SELECTED EXCERPT:
October 18th, 2017
Doctor Roger Launius faithfully serves as Chief Historian for the National Aeronautics and Space Administration, and his career has been dedicated to the historical study of aerospace and the United States’ role in space exploration. In 2017 Dr. Launius posted an article onto his personal blog site entitled “Considering the Moon”. In the article he describes the cultural, historical, and even scientifically significance of the moon. For instance culturally, the moon has been adopted as a symbol of romance by America and many other regions. Scientifically, the moon has been used for centuries by early astronomers to predict weather patterns year round. However by the end of the article Launius approaches the moon from his most compelling perspective: history. Discussing the rivalry between the Soviet Union and the United States during the Cold War Launius argues that the Moon “held enormous potential as a public relations coup for the nation reaching it first”. So effectively, as a representative of NASA Launius’ article argues that from a variety of perspectives, the moon has held significance for centuries and more importantly that landing on its surface was an enormous accomplishment for the United States.

RECORDS SUPPLIED:
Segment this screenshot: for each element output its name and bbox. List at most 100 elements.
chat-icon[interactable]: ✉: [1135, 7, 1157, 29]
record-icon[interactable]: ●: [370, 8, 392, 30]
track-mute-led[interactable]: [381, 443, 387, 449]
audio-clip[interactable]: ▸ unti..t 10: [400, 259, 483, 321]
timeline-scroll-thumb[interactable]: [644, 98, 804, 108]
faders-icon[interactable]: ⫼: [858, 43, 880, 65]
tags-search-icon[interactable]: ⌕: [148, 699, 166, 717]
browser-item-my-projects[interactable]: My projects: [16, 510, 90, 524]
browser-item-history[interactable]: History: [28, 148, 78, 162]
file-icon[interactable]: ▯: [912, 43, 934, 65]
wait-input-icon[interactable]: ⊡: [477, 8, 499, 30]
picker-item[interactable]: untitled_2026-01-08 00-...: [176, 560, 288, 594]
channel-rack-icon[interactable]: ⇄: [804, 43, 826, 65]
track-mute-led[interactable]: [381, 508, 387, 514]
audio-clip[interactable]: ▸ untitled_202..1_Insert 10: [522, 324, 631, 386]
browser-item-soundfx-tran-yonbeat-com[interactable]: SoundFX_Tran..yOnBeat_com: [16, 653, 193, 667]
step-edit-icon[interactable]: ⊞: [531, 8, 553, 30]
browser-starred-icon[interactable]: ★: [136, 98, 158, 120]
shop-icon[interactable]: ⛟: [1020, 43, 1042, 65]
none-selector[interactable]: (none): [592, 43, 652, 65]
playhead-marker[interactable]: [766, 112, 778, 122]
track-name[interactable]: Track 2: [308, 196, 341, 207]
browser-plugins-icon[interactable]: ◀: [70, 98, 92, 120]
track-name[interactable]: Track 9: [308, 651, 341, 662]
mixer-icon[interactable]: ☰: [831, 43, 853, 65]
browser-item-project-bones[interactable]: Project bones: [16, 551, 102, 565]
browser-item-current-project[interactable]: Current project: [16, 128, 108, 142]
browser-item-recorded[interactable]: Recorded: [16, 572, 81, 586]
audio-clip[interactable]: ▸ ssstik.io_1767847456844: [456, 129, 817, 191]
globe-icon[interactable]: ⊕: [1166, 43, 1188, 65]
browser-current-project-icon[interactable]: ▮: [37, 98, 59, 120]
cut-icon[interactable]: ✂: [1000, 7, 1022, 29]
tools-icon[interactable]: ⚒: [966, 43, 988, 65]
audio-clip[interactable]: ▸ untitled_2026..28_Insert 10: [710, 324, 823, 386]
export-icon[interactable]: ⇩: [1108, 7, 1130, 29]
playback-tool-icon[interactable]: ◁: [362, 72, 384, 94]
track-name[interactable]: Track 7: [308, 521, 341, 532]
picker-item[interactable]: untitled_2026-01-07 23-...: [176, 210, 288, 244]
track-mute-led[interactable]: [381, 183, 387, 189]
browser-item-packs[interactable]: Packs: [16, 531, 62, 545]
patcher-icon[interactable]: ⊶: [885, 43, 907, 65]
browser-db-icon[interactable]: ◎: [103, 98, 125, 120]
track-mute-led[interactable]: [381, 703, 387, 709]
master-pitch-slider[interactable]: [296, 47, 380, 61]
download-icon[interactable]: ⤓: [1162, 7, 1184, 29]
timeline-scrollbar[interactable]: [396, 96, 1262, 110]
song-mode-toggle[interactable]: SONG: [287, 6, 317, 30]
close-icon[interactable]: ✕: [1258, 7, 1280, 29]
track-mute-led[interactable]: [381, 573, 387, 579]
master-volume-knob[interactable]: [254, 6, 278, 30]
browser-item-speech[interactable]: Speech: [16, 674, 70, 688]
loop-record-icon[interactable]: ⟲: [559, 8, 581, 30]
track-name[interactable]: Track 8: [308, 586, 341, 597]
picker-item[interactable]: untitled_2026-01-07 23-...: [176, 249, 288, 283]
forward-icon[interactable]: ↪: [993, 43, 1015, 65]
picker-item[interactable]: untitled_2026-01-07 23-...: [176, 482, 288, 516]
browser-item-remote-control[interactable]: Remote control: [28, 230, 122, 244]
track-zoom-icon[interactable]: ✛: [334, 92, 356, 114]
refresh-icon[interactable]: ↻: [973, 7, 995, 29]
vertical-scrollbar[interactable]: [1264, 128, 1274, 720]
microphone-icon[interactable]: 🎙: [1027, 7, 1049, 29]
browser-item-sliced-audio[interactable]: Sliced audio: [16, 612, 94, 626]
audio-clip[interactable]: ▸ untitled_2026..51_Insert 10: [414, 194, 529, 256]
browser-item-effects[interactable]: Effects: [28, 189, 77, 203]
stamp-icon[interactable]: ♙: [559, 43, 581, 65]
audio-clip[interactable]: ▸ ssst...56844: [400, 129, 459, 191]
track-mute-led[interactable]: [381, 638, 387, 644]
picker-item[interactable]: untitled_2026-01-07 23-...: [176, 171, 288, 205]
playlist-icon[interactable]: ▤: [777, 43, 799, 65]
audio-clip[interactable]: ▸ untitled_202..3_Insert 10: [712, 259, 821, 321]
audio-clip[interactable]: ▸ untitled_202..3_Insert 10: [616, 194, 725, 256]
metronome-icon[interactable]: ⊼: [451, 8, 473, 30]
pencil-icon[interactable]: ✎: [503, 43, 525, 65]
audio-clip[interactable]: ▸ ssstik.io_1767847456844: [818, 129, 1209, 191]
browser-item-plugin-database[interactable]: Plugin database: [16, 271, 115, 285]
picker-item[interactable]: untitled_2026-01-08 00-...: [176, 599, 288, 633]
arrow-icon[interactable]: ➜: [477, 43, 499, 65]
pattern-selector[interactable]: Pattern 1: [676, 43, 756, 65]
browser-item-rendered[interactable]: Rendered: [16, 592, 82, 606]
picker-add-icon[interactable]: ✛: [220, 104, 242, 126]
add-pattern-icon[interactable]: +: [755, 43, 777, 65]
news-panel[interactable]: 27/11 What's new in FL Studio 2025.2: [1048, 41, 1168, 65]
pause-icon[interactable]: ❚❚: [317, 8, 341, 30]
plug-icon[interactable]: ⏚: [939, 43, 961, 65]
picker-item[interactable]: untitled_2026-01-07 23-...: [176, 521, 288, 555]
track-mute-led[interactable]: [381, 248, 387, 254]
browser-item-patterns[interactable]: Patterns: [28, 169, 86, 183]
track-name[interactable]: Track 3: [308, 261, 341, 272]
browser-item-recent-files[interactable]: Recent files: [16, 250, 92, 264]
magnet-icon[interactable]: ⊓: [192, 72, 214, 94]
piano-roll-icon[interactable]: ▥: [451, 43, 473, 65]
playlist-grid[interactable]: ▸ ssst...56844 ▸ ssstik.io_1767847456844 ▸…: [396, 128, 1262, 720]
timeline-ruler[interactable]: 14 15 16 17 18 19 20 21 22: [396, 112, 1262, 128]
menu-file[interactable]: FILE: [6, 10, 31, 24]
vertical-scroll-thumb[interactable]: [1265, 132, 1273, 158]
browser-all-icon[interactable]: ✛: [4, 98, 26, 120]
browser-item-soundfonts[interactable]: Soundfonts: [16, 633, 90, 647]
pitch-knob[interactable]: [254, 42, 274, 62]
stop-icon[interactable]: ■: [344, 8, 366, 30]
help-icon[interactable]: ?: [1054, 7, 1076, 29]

LIST OF TASKS:
A: Answer each question from the passage on Launius's moon article.
(i) What position does Launius hold at NASA?
(ii) In what year did he post "Considering the Moon"?
(iii) According to the passage, what did early astronomers use the moon to predict?
B: Pick up the passage on Launius's moon article at the end of its last sentence and continue it.
The items are separate material and have no connection to the passage on Launius's moon article.

RESULTS:
A:
(i) Chief Historian for the National Aeronautics and Space Administration.
(ii) 2017.
(iii) Weather patterns year round.

B:
However, not everybody shares Launius’ reverence for the silver disc in the sky. According to another article published by the National Air and Space Museum, upon the celebration of the fortieth anniversary of America’s moon-landing news outlets and a faction of the general population argued that America never landed on the moon. Made cynical by government scandals that would take place in the years following the moon landing it was argued that the entire event was staged. Furthermore, because the landing took place amidst very public federal failures including the Bay of Pigs Invasion historians have concluded that President Kennedy’s declaration to land a man on the moon was a distractive tactic. So while the traditional narrative remains that America went to the moon for scientific and nationalistic reasons, as time has passed the creation of an alternative story has slowly seeped into the general understanding of the event.
Word Count: 340
“Considering the Moon.” Roger Launius’s Blog. July 24, 2017. Accessed October 19, 2017. https://launiusr.wordpress.com/2017/07/31/considering-the-moon-2/.
“Why Do People Persist in Denying the Moon Landings?” National Air and Space Museum. March 22, 2017. Accessed October 19, 2017. https://airandspace.si.edu/stories/editorial/why-do-people-persist-denying-moon-landings.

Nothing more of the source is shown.